**GOAL OF THE EXERCISE**
Take the data below and repeat it exactly.

-- START OF RAW DATA --

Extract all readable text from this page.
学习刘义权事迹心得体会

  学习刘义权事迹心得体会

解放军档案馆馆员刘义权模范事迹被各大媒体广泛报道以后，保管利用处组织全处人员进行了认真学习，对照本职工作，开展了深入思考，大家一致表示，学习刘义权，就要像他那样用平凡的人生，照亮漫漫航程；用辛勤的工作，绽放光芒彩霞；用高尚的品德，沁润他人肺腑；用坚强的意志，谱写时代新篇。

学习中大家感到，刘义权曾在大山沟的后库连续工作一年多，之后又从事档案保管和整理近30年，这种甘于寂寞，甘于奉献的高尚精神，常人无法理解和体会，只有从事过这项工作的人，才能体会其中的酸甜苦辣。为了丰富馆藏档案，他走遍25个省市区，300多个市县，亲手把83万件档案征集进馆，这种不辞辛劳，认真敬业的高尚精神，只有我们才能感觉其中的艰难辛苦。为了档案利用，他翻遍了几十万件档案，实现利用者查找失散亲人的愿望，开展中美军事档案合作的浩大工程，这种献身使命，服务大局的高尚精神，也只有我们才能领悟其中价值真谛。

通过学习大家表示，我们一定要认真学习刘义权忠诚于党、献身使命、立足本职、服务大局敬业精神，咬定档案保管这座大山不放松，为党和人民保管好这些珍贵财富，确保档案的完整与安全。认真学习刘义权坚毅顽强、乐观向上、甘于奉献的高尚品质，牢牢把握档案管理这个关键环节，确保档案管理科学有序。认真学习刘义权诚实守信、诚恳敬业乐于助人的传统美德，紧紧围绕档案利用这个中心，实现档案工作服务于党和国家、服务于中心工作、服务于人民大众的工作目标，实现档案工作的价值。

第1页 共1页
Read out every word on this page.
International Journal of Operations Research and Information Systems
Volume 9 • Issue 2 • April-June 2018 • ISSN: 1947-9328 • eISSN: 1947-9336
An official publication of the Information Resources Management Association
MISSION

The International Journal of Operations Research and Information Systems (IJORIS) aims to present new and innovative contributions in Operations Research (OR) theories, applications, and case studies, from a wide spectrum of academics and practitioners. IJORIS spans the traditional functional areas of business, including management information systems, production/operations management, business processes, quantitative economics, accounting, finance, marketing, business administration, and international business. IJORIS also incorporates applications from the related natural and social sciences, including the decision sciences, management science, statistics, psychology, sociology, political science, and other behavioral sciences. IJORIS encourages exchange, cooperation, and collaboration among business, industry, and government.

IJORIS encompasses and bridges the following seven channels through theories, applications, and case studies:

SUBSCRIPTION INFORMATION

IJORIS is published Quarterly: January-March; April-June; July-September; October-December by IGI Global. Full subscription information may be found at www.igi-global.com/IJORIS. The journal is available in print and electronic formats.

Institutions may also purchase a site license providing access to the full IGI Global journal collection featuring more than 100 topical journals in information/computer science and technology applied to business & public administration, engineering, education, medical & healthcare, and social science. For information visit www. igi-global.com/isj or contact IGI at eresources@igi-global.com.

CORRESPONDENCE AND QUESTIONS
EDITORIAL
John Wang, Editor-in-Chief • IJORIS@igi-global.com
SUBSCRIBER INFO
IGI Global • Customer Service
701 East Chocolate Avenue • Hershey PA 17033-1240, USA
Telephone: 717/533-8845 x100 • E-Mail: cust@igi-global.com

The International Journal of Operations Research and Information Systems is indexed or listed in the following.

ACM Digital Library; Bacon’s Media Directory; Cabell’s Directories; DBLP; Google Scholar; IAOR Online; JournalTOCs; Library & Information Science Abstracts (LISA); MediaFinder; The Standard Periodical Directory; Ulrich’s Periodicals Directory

-- END OF RAW DATA --

**EXERCISE RESULT**
Extract all readable text from this page.
学习刘义权事迹心得体会

  学习刘义权事迹心得体会

解放军档案馆馆员刘义权模范事迹被各大媒体广泛报道以后，保管利用处组织全处人员进行了认真学习，对照本职工作，开展了深入思考，大家一致表示，学习刘义权，就要像他那样用平凡的人生，照亮漫漫航程；用辛勤的工作，绽放光芒彩霞；用高尚的品德，沁润他人肺腑；用坚强的意志，谱写时代新篇。

学习中大家感到，刘义权曾在大山沟的后库连续工作一年多，之后又从事档案保管和整理近30年，这种甘于寂寞，甘于奉献的高尚精神，常人无法理解和体会，只有从事过这项工作的人，才能体会其中的酸甜苦辣。为了丰富馆藏档案，他走遍25个省市区，300多个市县，亲手把83万件档案征集进馆，这种不辞辛劳，认真敬业的高尚精神，只有我们才能感觉其中的艰难辛苦。为了档案利用，他翻遍了几十万件档案，实现利用者查找失散亲人的愿望，开展中美军事档案合作的浩大工程，这种献身使命，服务大局的高尚精神，也只有我们才能领悟其中价值真谛。

通过学习大家表示，我们一定要认真学习刘义权忠诚于党、献身使命、立足本职、服务大局敬业精神，咬定档案保管这座大山不放松，为党和人民保管好这些珍贵财富，确保档案的完整与安全。认真学习刘义权坚毅顽强、乐观向上、甘于奉献的高尚品质，牢牢把握档案管理这个关键环节，确保档案管理科学有序。认真学习刘义权诚实守信、诚恳敬业乐于助人的传统美德，紧紧围绕档案利用这个中心，实现档案工作服务于党和国家、服务于中心工作、服务于人民大众的工作目标，实现档案工作的价值。

第1页 共1页
Read out every word on this page.
International Journal of Operations Research and Information Systems
Volume 9 • Issue 2 • April-June 2018 • ISSN: 1947-9328 • eISSN: 1947-9336
An official publication of the Information Resources Management Association
MISSION

The International Journal of Operations Research and Information Systems (IJORIS) aims to present new and innovative contributions in Operations Research (OR) theories, applications, and case studies, from a wide spectrum of academics and practitioners. IJORIS spans the traditional functional areas of business, including management information systems, production/operations management, business processes, quantitative economics, accounting, finance, marketing, business administration, and international business. IJORIS also incorporates applications from the related natural and social sciences, including the decision sciences, management science, statistics, psychology, sociology, political science, and other behavioral sciences. IJORIS encourages exchange, cooperation, and collaboration among business, industry, and government.

IJORIS encompasses and bridges the following seven channels through theories, applications, and case studies:

SUBSCRIPTION INFORMATION

IJORIS is published Quarterly: January-March; April-June; July-September; October-December by IGI Global. Full subscription information may be found at www.igi-global.com/IJORIS. The journal is available in print and electronic formats.

Institutions may also purchase a site license providing access to the full IGI Global journal collection featuring more than 100 topical journals in information/computer science and technology applied to business & public administration, engineering, education, medical & healthcare, and social science. For information visit www. igi-global.com/isj or contact IGI at eresources@igi-global.com.

CORRESPONDENCE AND QUESTIONS
EDITORIAL
John Wang, Editor-in-Chief • IJORIS@igi-global.com
SUBSCRIBER INFO
IGI Global • Customer Service
701 East Chocolate Avenue • Hershey PA 17033-1240, USA
Telephone: 717/533-8845 x100 • E-Mail: cust@igi-global.com

The International Journal of Operations Research and Information Systems is indexed or listed in the following.

ACM Digital Library; Bacon’s Media Directory; Cabell’s Directories; DBLP; Google Scholar; IAOR Online; JournalTOCs; Library & Information Science Abstracts (LISA); MediaFinder; The Standard Periodical Directory; Ulrich’s Periodicals Directory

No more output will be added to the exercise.